§ **DATASET RECORDS**:

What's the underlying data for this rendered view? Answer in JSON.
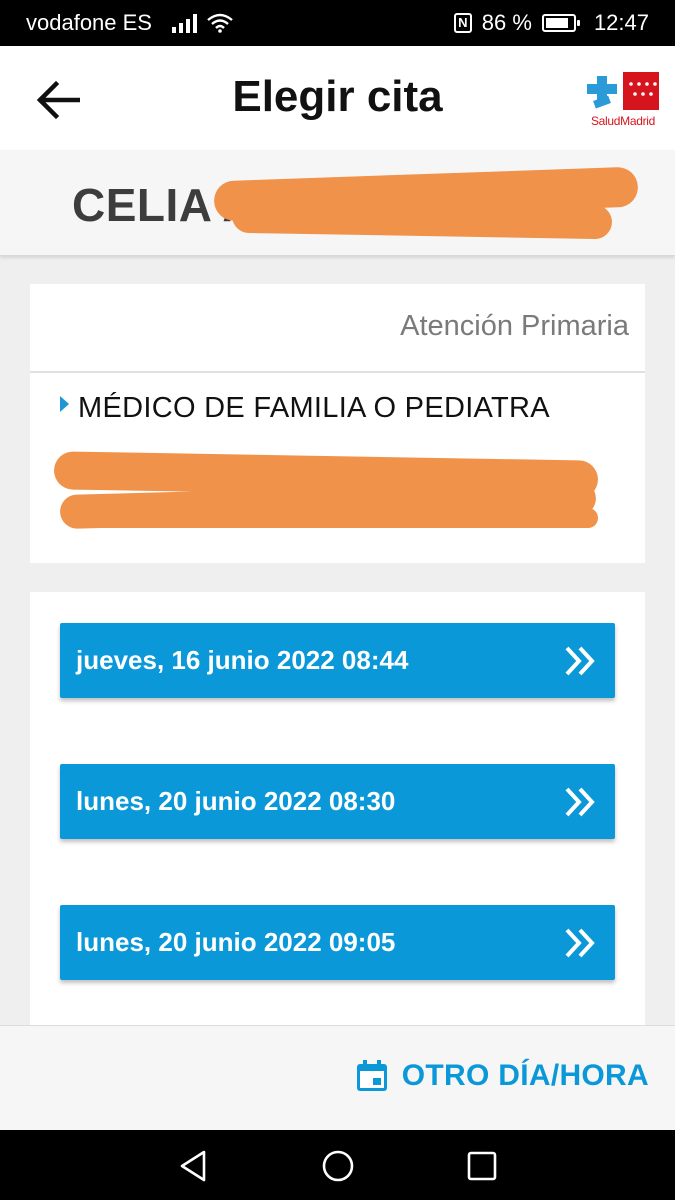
{
  "status_bar": {
    "carrier": "vodafone ES",
    "battery_percent": "86 %",
    "battery_level": 0.86,
    "time": "12:47",
    "nfc_label": "N"
  },
  "header": {
    "title": "Elegir cita",
    "logo_text": "SaludMadrid"
  },
  "patient": {
    "name_visible": "CELIA A"
  },
  "info": {
    "service": "Atención Primaria",
    "specialty": "MÉDICO DE FAMILIA O PEDIATRA"
  },
  "slots": [
    {
      "label": "jueves, 16 junio 2022 08:44"
    },
    {
      "label": "lunes, 20 junio 2022 08:30"
    },
    {
      "label": "lunes, 20 junio 2022 09:05"
    }
  ],
  "footer": {
    "other_label": "OTRO DÍA/HORA"
  },
  "colors": {
    "accent": "#0b98d8",
    "redaction": "#f0924a",
    "logo_red": "#d6141e"
  }
}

§ **WRITTEN EXERCISE**: Of the lines in the material, how many contain the word "lunes"? Reply with the number and nothing else.

§ **ANSWER BELOW**: 2